**** Data excerpts

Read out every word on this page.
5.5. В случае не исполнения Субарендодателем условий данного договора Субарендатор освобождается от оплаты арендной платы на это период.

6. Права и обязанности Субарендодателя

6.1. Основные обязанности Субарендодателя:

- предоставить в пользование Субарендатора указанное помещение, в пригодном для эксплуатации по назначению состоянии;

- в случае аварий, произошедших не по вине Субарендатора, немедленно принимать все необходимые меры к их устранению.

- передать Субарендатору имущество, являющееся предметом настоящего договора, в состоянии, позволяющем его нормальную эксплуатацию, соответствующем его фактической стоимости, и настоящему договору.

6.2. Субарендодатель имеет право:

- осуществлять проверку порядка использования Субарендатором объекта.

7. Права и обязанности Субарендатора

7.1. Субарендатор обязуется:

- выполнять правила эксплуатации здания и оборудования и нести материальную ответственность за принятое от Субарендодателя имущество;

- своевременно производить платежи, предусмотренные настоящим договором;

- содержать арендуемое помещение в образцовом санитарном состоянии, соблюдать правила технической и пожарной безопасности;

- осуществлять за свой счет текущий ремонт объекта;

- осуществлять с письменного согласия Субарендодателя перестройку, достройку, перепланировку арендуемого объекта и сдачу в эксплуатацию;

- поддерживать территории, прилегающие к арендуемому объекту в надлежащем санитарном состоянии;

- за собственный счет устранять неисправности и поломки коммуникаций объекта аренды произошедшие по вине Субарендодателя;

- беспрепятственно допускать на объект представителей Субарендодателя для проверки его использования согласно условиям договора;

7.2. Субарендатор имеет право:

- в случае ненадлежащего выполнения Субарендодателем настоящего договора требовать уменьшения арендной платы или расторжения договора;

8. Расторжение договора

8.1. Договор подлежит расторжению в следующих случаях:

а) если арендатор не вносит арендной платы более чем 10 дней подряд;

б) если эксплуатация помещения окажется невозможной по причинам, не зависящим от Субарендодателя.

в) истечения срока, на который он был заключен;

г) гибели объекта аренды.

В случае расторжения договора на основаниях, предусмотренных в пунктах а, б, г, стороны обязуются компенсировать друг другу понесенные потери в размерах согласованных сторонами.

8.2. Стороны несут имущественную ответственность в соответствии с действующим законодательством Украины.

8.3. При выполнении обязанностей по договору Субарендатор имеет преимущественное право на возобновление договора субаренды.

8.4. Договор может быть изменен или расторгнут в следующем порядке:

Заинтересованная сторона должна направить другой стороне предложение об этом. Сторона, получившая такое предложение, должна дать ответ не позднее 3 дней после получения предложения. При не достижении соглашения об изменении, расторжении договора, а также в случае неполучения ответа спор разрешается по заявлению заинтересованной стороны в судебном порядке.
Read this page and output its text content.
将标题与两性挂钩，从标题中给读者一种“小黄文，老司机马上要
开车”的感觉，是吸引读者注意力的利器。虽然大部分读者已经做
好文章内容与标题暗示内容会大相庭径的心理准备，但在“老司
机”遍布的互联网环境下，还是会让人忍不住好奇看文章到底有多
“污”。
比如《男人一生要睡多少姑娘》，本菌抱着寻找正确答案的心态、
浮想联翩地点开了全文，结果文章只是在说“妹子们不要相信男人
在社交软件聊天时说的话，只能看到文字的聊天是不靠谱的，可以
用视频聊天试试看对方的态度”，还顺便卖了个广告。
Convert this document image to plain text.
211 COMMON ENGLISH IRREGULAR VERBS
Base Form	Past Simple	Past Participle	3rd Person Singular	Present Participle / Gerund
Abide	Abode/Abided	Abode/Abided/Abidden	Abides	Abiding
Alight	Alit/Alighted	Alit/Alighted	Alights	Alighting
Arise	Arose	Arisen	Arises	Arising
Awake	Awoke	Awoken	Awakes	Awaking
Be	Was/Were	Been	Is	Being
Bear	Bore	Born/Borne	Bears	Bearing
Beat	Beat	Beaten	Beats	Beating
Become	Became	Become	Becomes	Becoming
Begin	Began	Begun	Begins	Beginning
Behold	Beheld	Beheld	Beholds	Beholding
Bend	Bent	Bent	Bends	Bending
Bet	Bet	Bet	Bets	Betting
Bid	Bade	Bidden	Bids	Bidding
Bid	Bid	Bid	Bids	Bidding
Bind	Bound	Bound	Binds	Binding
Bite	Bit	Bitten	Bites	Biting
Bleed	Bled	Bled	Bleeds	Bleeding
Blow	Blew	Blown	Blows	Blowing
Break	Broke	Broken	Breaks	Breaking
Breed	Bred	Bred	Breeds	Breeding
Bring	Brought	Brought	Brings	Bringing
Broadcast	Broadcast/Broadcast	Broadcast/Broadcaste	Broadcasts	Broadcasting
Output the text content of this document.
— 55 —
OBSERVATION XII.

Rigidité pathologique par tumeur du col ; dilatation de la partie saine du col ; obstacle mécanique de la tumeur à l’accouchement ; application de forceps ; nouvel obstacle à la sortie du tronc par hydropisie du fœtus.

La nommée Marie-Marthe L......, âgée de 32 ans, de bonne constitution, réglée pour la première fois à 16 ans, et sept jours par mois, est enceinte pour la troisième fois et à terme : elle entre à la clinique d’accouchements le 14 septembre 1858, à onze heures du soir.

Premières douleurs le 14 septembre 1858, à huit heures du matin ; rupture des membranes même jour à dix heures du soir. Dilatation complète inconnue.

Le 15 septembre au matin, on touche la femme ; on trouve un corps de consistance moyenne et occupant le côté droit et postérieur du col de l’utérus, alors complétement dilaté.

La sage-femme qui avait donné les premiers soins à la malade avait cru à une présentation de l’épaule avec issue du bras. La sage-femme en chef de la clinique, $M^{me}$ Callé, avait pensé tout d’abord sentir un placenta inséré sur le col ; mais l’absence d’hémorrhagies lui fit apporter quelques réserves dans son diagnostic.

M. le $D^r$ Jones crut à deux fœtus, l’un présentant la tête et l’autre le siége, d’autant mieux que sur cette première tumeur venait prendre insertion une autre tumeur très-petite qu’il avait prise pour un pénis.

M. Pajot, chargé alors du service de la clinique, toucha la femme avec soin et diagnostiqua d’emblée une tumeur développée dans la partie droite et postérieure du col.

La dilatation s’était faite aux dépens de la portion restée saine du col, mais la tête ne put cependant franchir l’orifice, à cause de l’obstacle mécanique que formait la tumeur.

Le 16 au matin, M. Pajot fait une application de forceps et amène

********

● **Goal**:
Within the material above, find the lines that contain the word "Субарендодателя"; copy them.

● **The completed task**:
6. Права и обязанности Субарендодателя
6.1. Основные обязанности Субарендодателя:
- выполнять правила эксплуатации здания и оборудования и нести материальную ответственность за принятое от Субарендодателя имущество;
- осуществлять с письменного согласия Субарендодателя перестройку, достройку, перепланировку арендуемого объекта и сдачу в эксплуатацию;
- за собственный счет устранять неисправности и поломки коммуникаций объекта аренды произошедшие по вине Субарендодателя;
- беспрепятственно допускать на объект представителей Субарендодателя для проверки его использования согласно условиям договора;
б) если эксплуатация помещения окажется невозможной по причинам, не зависящим от Субарендодателя.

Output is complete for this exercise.